▶ **Part of a data file**:
* Start *

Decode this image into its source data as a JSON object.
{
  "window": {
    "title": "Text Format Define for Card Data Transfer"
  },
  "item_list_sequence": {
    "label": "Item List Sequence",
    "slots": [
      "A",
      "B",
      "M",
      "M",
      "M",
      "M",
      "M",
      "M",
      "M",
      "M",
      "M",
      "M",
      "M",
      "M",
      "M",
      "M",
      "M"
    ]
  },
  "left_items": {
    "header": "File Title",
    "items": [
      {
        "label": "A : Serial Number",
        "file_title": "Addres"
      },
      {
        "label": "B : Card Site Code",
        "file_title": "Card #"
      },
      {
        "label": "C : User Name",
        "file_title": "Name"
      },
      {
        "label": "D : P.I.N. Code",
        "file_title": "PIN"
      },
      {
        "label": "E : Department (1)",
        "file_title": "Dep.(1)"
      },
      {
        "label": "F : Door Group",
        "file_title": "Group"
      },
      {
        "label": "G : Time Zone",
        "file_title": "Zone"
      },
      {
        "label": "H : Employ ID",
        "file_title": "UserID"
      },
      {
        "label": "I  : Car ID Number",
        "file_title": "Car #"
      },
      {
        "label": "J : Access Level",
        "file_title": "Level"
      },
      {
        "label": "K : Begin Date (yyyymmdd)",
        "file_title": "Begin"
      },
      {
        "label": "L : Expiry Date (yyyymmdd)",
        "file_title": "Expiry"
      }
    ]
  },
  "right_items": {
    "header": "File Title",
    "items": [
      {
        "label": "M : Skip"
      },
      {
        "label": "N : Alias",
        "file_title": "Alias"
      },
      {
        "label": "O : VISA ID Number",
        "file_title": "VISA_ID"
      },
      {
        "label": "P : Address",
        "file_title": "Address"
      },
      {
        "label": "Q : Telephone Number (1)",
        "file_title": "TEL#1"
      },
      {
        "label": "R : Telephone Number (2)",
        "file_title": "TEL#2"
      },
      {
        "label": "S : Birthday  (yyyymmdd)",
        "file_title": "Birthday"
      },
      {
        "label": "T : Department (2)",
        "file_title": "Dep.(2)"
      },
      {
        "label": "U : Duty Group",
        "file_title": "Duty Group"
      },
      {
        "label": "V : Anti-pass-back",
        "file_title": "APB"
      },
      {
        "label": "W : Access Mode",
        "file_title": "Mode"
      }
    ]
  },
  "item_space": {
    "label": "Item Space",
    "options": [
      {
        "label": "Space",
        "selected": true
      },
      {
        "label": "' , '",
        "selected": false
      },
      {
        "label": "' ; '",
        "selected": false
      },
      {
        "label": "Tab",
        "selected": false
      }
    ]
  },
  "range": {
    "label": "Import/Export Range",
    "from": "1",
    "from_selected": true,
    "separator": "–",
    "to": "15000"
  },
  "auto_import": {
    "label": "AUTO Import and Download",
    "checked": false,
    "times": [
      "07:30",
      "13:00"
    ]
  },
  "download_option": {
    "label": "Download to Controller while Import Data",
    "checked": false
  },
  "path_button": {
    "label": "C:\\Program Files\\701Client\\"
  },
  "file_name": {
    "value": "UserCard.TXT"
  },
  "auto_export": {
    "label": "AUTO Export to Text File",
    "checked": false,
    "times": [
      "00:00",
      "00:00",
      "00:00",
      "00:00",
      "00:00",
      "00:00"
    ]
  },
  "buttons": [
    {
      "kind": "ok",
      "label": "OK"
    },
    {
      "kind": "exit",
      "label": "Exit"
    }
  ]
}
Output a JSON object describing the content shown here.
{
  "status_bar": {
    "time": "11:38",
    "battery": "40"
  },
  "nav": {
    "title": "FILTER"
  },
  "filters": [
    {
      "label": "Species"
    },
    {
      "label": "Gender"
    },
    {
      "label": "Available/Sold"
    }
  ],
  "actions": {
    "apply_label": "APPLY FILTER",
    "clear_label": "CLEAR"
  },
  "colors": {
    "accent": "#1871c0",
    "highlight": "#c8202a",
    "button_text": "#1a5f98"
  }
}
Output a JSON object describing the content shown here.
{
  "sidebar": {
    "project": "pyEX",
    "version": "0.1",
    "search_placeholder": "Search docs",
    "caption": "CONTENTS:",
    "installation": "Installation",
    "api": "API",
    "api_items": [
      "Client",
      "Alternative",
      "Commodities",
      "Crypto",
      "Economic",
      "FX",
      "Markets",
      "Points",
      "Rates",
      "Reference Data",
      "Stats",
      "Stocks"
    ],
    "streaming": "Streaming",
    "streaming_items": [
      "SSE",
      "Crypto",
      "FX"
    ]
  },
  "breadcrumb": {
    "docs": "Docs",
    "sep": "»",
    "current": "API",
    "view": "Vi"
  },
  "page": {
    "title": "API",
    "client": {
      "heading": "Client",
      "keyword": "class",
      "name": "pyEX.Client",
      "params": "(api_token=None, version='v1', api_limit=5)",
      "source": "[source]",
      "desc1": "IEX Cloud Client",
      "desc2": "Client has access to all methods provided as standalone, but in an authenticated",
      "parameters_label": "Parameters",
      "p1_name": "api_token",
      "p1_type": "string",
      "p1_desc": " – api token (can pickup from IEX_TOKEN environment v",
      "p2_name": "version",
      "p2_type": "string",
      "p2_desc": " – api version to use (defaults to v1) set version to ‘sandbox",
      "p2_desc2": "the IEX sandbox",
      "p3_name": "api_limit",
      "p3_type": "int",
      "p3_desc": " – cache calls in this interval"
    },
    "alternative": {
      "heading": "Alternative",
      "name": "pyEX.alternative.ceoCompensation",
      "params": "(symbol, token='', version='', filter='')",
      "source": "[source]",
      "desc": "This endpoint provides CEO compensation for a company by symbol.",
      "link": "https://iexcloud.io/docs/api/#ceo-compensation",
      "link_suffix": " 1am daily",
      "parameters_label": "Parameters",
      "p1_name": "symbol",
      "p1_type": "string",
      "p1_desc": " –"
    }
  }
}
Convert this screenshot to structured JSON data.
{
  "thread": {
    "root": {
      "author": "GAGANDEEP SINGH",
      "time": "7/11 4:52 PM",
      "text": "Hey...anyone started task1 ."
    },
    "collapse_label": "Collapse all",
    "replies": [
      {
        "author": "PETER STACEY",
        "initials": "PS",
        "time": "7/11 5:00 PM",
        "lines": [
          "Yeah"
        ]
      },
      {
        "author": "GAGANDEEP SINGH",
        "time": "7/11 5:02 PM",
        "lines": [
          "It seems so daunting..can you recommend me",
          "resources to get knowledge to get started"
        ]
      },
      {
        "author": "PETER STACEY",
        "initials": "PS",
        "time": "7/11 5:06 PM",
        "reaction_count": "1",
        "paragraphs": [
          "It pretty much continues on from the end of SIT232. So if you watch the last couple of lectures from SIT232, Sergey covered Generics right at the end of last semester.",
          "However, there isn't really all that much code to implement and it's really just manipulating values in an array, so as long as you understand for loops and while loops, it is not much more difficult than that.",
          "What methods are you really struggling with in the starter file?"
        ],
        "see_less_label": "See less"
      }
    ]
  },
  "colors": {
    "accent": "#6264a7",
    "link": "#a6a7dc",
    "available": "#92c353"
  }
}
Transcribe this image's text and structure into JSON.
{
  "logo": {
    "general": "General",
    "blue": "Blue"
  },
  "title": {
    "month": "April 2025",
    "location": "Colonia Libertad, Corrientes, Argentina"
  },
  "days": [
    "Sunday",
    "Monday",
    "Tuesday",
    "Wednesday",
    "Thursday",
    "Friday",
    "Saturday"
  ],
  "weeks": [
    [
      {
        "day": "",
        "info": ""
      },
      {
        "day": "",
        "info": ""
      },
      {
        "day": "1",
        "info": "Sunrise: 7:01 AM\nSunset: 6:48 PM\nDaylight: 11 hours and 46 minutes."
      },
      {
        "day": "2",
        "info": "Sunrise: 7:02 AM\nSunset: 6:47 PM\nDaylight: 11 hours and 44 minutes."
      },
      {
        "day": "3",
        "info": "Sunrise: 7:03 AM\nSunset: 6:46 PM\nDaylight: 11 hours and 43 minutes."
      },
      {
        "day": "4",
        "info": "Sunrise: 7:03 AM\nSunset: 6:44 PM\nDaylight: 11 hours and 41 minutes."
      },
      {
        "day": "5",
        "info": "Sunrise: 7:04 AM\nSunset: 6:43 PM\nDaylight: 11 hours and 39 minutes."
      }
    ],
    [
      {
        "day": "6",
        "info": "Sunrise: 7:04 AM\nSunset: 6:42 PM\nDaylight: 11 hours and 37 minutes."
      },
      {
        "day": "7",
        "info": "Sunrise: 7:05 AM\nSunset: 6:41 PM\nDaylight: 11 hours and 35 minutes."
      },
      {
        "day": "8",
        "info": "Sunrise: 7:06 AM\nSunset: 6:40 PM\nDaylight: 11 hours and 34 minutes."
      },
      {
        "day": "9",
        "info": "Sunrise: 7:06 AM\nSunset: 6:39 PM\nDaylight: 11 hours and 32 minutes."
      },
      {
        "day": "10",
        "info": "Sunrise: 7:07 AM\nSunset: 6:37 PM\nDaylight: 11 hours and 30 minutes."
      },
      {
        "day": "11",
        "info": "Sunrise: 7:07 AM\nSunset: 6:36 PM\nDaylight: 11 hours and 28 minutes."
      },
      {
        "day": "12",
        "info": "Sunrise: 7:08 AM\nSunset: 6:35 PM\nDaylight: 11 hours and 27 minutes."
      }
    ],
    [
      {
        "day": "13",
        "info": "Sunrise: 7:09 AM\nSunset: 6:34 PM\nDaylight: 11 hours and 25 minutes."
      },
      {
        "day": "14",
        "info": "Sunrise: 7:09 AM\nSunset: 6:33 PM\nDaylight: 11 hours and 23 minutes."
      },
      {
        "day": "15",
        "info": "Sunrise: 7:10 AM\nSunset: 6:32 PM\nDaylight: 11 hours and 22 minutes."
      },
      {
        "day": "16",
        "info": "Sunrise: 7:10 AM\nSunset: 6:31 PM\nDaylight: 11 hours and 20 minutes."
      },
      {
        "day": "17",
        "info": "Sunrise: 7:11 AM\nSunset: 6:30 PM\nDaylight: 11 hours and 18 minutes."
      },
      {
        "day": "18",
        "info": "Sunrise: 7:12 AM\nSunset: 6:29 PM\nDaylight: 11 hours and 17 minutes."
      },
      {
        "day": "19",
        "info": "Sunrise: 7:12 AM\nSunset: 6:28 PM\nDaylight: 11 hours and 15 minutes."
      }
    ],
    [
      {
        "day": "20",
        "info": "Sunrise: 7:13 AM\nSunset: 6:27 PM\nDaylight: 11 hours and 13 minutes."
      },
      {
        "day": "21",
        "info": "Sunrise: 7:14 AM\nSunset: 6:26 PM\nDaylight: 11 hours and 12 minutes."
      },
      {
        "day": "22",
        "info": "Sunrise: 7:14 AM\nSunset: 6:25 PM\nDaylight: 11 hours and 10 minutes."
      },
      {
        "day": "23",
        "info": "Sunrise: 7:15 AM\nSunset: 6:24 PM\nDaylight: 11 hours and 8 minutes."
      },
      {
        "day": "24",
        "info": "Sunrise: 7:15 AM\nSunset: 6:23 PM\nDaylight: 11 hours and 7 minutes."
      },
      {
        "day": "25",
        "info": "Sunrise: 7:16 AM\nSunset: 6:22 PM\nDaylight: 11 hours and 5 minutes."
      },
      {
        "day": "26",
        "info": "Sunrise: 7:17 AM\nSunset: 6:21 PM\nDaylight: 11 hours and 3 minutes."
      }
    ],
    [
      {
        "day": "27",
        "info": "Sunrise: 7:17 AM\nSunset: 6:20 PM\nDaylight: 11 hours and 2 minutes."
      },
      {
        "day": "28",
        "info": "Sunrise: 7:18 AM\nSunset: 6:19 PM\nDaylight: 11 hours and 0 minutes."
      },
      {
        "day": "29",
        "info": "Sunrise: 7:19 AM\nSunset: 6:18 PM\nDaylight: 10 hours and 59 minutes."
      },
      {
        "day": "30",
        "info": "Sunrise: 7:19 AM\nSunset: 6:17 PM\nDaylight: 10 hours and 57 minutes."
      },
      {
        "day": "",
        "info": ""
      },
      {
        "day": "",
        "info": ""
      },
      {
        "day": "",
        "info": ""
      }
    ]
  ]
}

* End *

▶ **DESCRIPTION OF THE TASK**:
Extract every line of the records above that contains the word "sandbox".

▶ **FULL SOLUTION**:
      "p2_desc": " – api version to use (defaults to v1) set version to ‘sandbox",
      "p2_desc2": "the IEX sandbox",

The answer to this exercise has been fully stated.